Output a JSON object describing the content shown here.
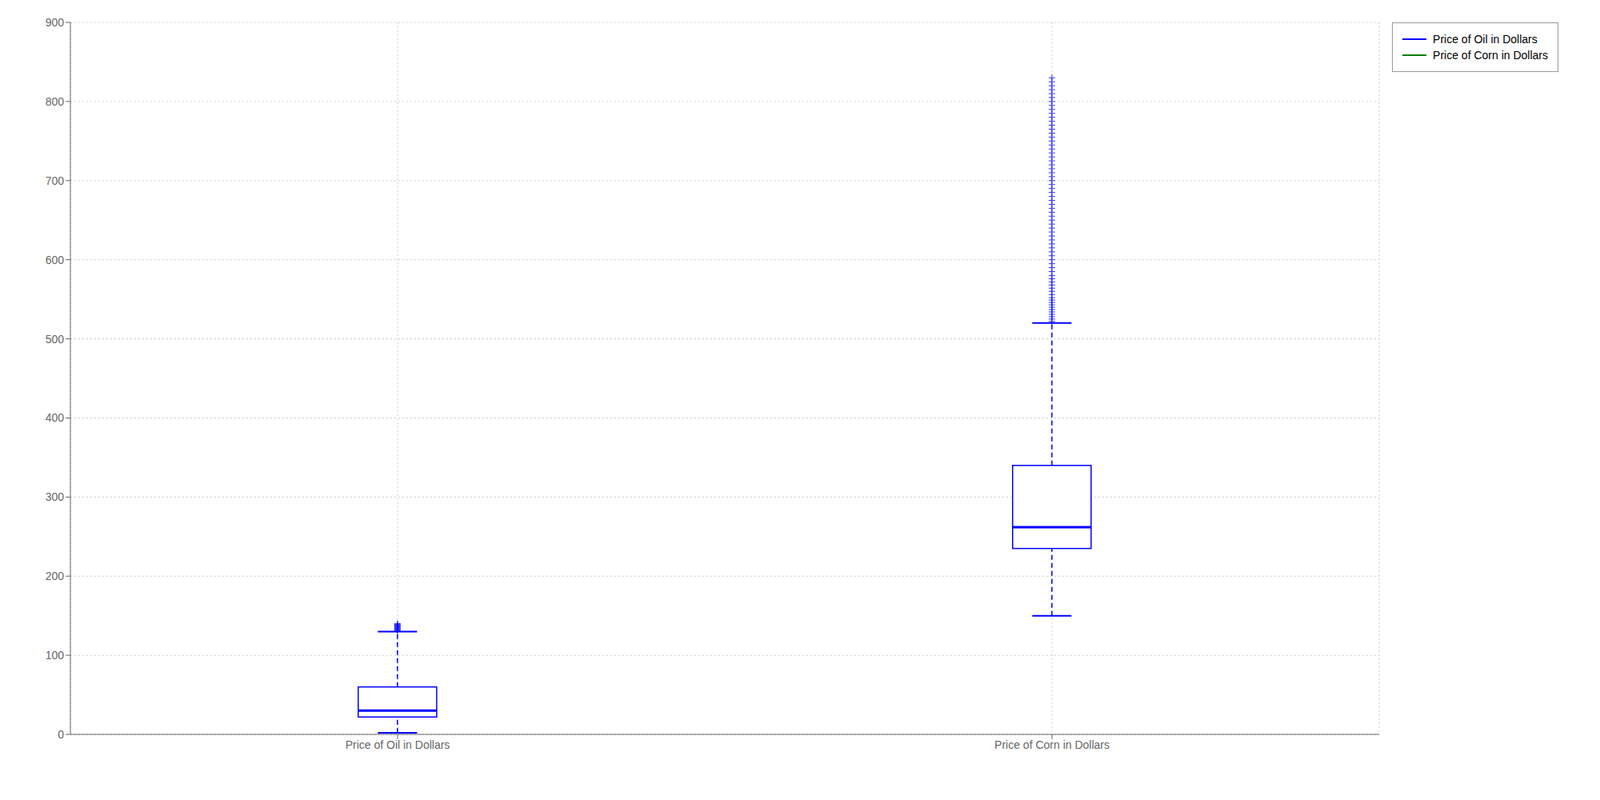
{
  "chart_data": {
    "type": "box",
    "categories": [
      "Price of Oil in Dollars",
      "Price of Corn in Dollars"
    ],
    "boxes": [
      {
        "whislo": 2,
        "q1": 22,
        "med": 30,
        "q3": 60,
        "whishi": 130,
        "fliers": [
          131,
          132,
          133,
          134,
          135,
          136,
          137,
          138,
          139,
          140
        ]
      },
      {
        "whislo": 150,
        "q1": 235,
        "med": 262,
        "q3": 340,
        "whishi": 520,
        "fliers": [
          522,
          525,
          528,
          531,
          534,
          537,
          540,
          543,
          546,
          549,
          552,
          556,
          560,
          564,
          568,
          572,
          576,
          580,
          585,
          590,
          595,
          600,
          605,
          610,
          615,
          620,
          625,
          630,
          635,
          640,
          645,
          650,
          655,
          660,
          665,
          670,
          675,
          680,
          685,
          690,
          695,
          700,
          705,
          710,
          715,
          720,
          725,
          730,
          735,
          740,
          745,
          750,
          755,
          760,
          765,
          770,
          775,
          780,
          785,
          790,
          795,
          800,
          805,
          810,
          815,
          820,
          825,
          830
        ]
      }
    ],
    "series": [
      {
        "name": "Price of Oil in Dollars",
        "color": "#0000ff"
      },
      {
        "name": "Price of Corn in Dollars",
        "color": "#008000"
      }
    ],
    "color": "#0000ff",
    "ylim": [
      0,
      900
    ],
    "yticks": [
      0,
      100,
      200,
      300,
      400,
      500,
      600,
      700,
      800,
      900
    ],
    "grid": true,
    "legend": "upper right"
  }
}
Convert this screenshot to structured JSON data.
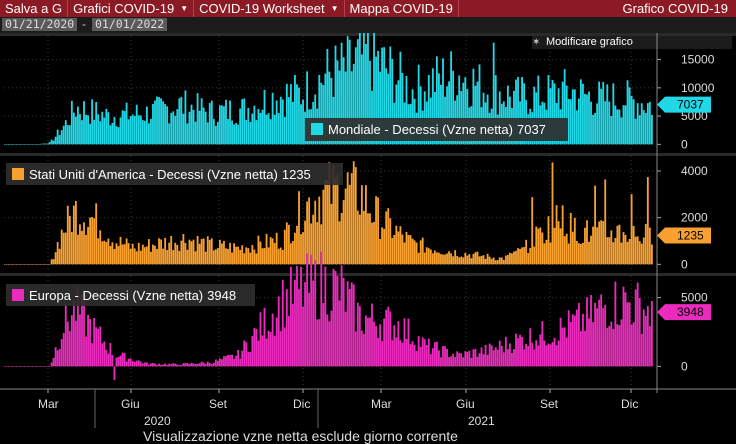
{
  "toolbar": {
    "tabs": [
      {
        "label": "Salva a G",
        "caret": false
      },
      {
        "label": "Grafici COVID-19",
        "caret": true
      },
      {
        "label": "COVID-19 Worksheet",
        "caret": true
      },
      {
        "label": "Mappa COVID-19",
        "caret": false
      }
    ],
    "right_label": "Grafico COVID-19"
  },
  "date_range": {
    "start": "01/21/2020",
    "end": "01/01/2022",
    "separator": "-"
  },
  "modify_button": "Modificare grafico",
  "footer_note": "Visualizzazione vzne netta esclude giorno corrente",
  "chart_data": {
    "type": "bar",
    "x_axis": {
      "months": [
        "Mar",
        "Giu",
        "Set",
        "Dic",
        "Mar",
        "Giu",
        "Set",
        "Dic"
      ],
      "years": [
        "2020",
        "2021"
      ]
    },
    "panels": [
      {
        "name": "Mondiale - Decessi (Vzne netta)",
        "last": "7037",
        "color": "#21d8e6",
        "ticks": [
          "15000",
          "10000",
          "5000",
          "0"
        ],
        "ylim": [
          -1000,
          19000
        ],
        "keypoints": [
          [
            0,
            0
          ],
          [
            0.05,
            0
          ],
          [
            0.07,
            300
          ],
          [
            0.09,
            3000
          ],
          [
            0.11,
            6500
          ],
          [
            0.16,
            5000
          ],
          [
            0.22,
            5500
          ],
          [
            0.27,
            7000
          ],
          [
            0.32,
            5700
          ],
          [
            0.37,
            6200
          ],
          [
            0.42,
            8500
          ],
          [
            0.46,
            9000
          ],
          [
            0.5,
            12500
          ],
          [
            0.53,
            13500
          ],
          [
            0.56,
            16000
          ],
          [
            0.6,
            12500
          ],
          [
            0.63,
            9500
          ],
          [
            0.67,
            11500
          ],
          [
            0.7,
            12500
          ],
          [
            0.74,
            10000
          ],
          [
            0.78,
            8500
          ],
          [
            0.82,
            8500
          ],
          [
            0.87,
            9500
          ],
          [
            0.92,
            8000
          ],
          [
            0.96,
            8000
          ],
          [
            1.0,
            7000
          ]
        ]
      },
      {
        "name": "Stati Uniti d'America - Decessi (Vzne netta)",
        "last": "1235",
        "color": "#f8a030",
        "ticks": [
          "4000",
          "2000",
          "0"
        ],
        "ylim": [
          -200,
          4600
        ],
        "keypoints": [
          [
            0,
            0
          ],
          [
            0.07,
            0
          ],
          [
            0.09,
            1500
          ],
          [
            0.11,
            2300
          ],
          [
            0.14,
            1900
          ],
          [
            0.17,
            1000
          ],
          [
            0.2,
            700
          ],
          [
            0.24,
            900
          ],
          [
            0.28,
            1100
          ],
          [
            0.32,
            800
          ],
          [
            0.36,
            700
          ],
          [
            0.4,
            900
          ],
          [
            0.43,
            1100
          ],
          [
            0.46,
            2400
          ],
          [
            0.49,
            3000
          ],
          [
            0.52,
            3300
          ],
          [
            0.55,
            3000
          ],
          [
            0.57,
            2200
          ],
          [
            0.6,
            1500
          ],
          [
            0.63,
            900
          ],
          [
            0.66,
            700
          ],
          [
            0.7,
            500
          ],
          [
            0.74,
            350
          ],
          [
            0.77,
            250
          ],
          [
            0.8,
            600
          ],
          [
            0.83,
            1300
          ],
          [
            0.85,
            1900
          ],
          [
            0.88,
            1500
          ],
          [
            0.91,
            1300
          ],
          [
            0.95,
            1400
          ],
          [
            1.0,
            1200
          ]
        ]
      },
      {
        "name": "Europa - Decessi (Vzne netta)",
        "last": "3948",
        "color": "#ea2bbd",
        "ticks": [
          "5000",
          "0"
        ],
        "ylim": [
          -1500,
          6500
        ],
        "keypoints": [
          [
            0,
            0
          ],
          [
            0.07,
            0
          ],
          [
            0.09,
            3000
          ],
          [
            0.11,
            4200
          ],
          [
            0.14,
            2500
          ],
          [
            0.17,
            900
          ],
          [
            0.22,
            200
          ],
          [
            0.27,
            150
          ],
          [
            0.32,
            300
          ],
          [
            0.36,
            800
          ],
          [
            0.39,
            2500
          ],
          [
            0.43,
            4700
          ],
          [
            0.46,
            5600
          ],
          [
            0.49,
            6000
          ],
          [
            0.52,
            5500
          ],
          [
            0.55,
            3500
          ],
          [
            0.58,
            3300
          ],
          [
            0.61,
            3000
          ],
          [
            0.65,
            1500
          ],
          [
            0.7,
            800
          ],
          [
            0.75,
            1200
          ],
          [
            0.8,
            2000
          ],
          [
            0.85,
            2500
          ],
          [
            0.9,
            3500
          ],
          [
            0.93,
            4500
          ],
          [
            0.96,
            4700
          ],
          [
            1.0,
            4000
          ]
        ]
      }
    ]
  }
}
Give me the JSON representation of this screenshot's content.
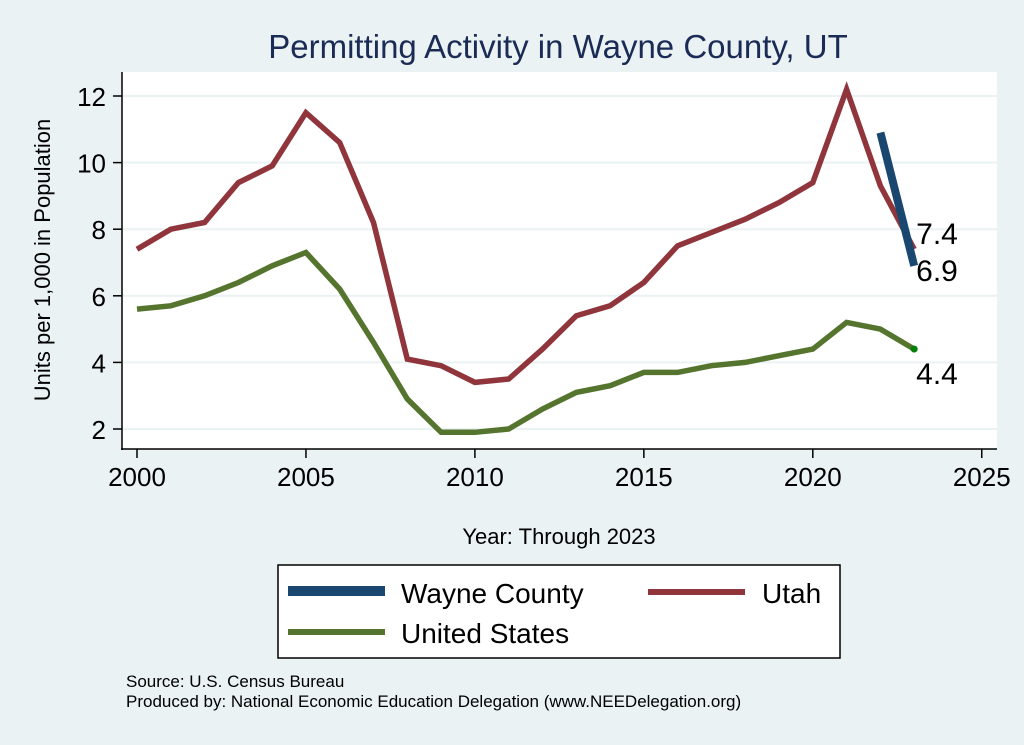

+ + + +

◆ GOAL:
Give the entries again word for word, but skip the pictures.

◆ REPLY:
Output a JSON object describing the content shown here.
{
  "chart_data": {
    "type": "box",
    "categories": [
      "Price of Oil in Dollars",
      "Price of Corn in Dollars"
    ],
    "boxes": [
      {
        "whislo": 2,
        "q1": 22,
        "med": 30,
        "q3": 60,
        "whishi": 130,
        "fliers": [
          131,
          132,
          133,
          134,
          135,
          136,
          137,
          138,
          139,
          140
        ]
      },
      {
        "whislo": 150,
        "q1": 235,
        "med": 262,
        "q3": 340,
        "whishi": 520,
        "fliers": [
          522,
          525,
          528,
          531,
          534,
          537,
          540,
          543,
          546,
          549,
          552,
          556,
          560,
          564,
          568,
          572,
          576,
          580,
          585,
          590,
          595,
          600,
          605,
          610,
          615,
          620,
          625,
          630,
          635,
          640,
          645,
          650,
          655,
          660,
          665,
          670,
          675,
          680,
          685,
          690,
          695,
          700,
          705,
          710,
          715,
          720,
          725,
          730,
          735,
          740,
          745,
          750,
          755,
          760,
          765,
          770,
          775,
          780,
          785,
          790,
          795,
          800,
          805,
          810,
          815,
          820,
          825,
          830
        ]
      }
    ],
    "series": [
      {
        "name": "Price of Oil in Dollars",
        "color": "#0000ff"
      },
      {
        "name": "Price of Corn in Dollars",
        "color": "#008000"
      }
    ],
    "color": "#0000ff",
    "ylim": [
      0,
      900
    ],
    "yticks": [
      0,
      100,
      200,
      300,
      400,
      500,
      600,
      700,
      800,
      900
    ],
    "grid": true,
    "legend": "upper right"
  }
}
Convert this screenshot to structured JSON data.
{
  "toolbar": {
    "tabs": [
      {
        "label": "Salva a G",
        "caret": false
      },
      {
        "label": "Grafici COVID-19",
        "caret": true
      },
      {
        "label": "COVID-19 Worksheet",
        "caret": true
      },
      {
        "label": "Mappa COVID-19",
        "caret": false
      }
    ],
    "right_label": "Grafico COVID-19"
  },
  "date_range": {
    "start": "01/21/2020",
    "end": "01/01/2022",
    "separator": "-"
  },
  "modify_button": "Modificare grafico",
  "footer_note": "Visualizzazione vzne netta esclude giorno corrente",
  "chart_data": {
    "type": "bar",
    "x_axis": {
      "months": [
        "Mar",
        "Giu",
        "Set",
        "Dic",
        "Mar",
        "Giu",
        "Set",
        "Dic"
      ],
      "years": [
        "2020",
        "2021"
      ]
    },
    "panels": [
      {
        "name": "Mondiale - Decessi (Vzne netta)",
        "last": "7037",
        "color": "#21d8e6",
        "ticks": [
          "15000",
          "10000",
          "5000",
          "0"
        ],
        "ylim": [
          -1000,
          19000
        ],
        "keypoints": [
          [
            0,
            0
          ],
          [
            0.05,
            0
          ],
          [
            0.07,
            300
          ],
          [
            0.09,
            3000
          ],
          [
            0.11,
            6500
          ],
          [
            0.16,
            5000
          ],
          [
            0.22,
            5500
          ],
          [
            0.27,
            7000
          ],
          [
            0.32,
            5700
          ],
          [
            0.37,
            6200
          ],
          [
            0.42,
            8500
          ],
          [
            0.46,
            9000
          ],
          [
            0.5,
            12500
          ],
          [
            0.53,
            13500
          ],
          [
            0.56,
            16000
          ],
          [
            0.6,
            12500
          ],
          [
            0.63,
            9500
          ],
          [
            0.67,
            11500
          ],
          [
            0.7,
            12500
          ],
          [
            0.74,
            10000
          ],
          [
            0.78,
            8500
          ],
          [
            0.82,
            8500
          ],
          [
            0.87,
            9500
          ],
          [
            0.92,
            8000
          ],
          [
            0.96,
            8000
          ],
          [
            1.0,
            7000
          ]
        ]
      },
      {
        "name": "Stati Uniti d'America - Decessi (Vzne netta)",
        "last": "1235",
        "color": "#f8a030",
        "ticks": [
          "4000",
          "2000",
          "0"
        ],
        "ylim": [
          -200,
          4600
        ],
        "keypoints": [
          [
            0,
            0
          ],
          [
            0.07,
            0
          ],
          [
            0.09,
            1500
          ],
          [
            0.11,
            2300
          ],
          [
            0.14,
            1900
          ],
          [
            0.17,
            1000
          ],
          [
            0.2,
            700
          ],
          [
            0.24,
            900
          ],
          [
            0.28,
            1100
          ],
          [
            0.32,
            800
          ],
          [
            0.36,
            700
          ],
          [
            0.4,
            900
          ],
          [
            0.43,
            1100
          ],
          [
            0.46,
            2400
          ],
          [
            0.49,
            3000
          ],
          [
            0.52,
            3300
          ],
          [
            0.55,
            3000
          ],
          [
            0.57,
            2200
          ],
          [
            0.6,
            1500
          ],
          [
            0.63,
            900
          ],
          [
            0.66,
            700
          ],
          [
            0.7,
            500
          ],
          [
            0.74,
            350
          ],
          [
            0.77,
            250
          ],
          [
            0.8,
            600
          ],
          [
            0.83,
            1300
          ],
          [
            0.85,
            1900
          ],
          [
            0.88,
            1500
          ],
          [
            0.91,
            1300
          ],
          [
            0.95,
            1400
          ],
          [
            1.0,
            1200
          ]
        ]
      },
      {
        "name": "Europa - Decessi (Vzne netta)",
        "last": "3948",
        "color": "#ea2bbd",
        "ticks": [
          "5000",
          "0"
        ],
        "ylim": [
          -1500,
          6500
        ],
        "keypoints": [
          [
            0,
            0
          ],
          [
            0.07,
            0
          ],
          [
            0.09,
            3000
          ],
          [
            0.11,
            4200
          ],
          [
            0.14,
            2500
          ],
          [
            0.17,
            900
          ],
          [
            0.22,
            200
          ],
          [
            0.27,
            150
          ],
          [
            0.32,
            300
          ],
          [
            0.36,
            800
          ],
          [
            0.39,
            2500
          ],
          [
            0.43,
            4700
          ],
          [
            0.46,
            5600
          ],
          [
            0.49,
            6000
          ],
          [
            0.52,
            5500
          ],
          [
            0.55,
            3500
          ],
          [
            0.58,
            3300
          ],
          [
            0.61,
            3000
          ],
          [
            0.65,
            1500
          ],
          [
            0.7,
            800
          ],
          [
            0.75,
            1200
          ],
          [
            0.8,
            2000
          ],
          [
            0.85,
            2500
          ],
          [
            0.9,
            3500
          ],
          [
            0.93,
            4500
          ],
          [
            0.96,
            4700
          ],
          [
            1.0,
            4000
          ]
        ]
      }
    ]
  }
}
Give me the JSON representation of this screenshot's content.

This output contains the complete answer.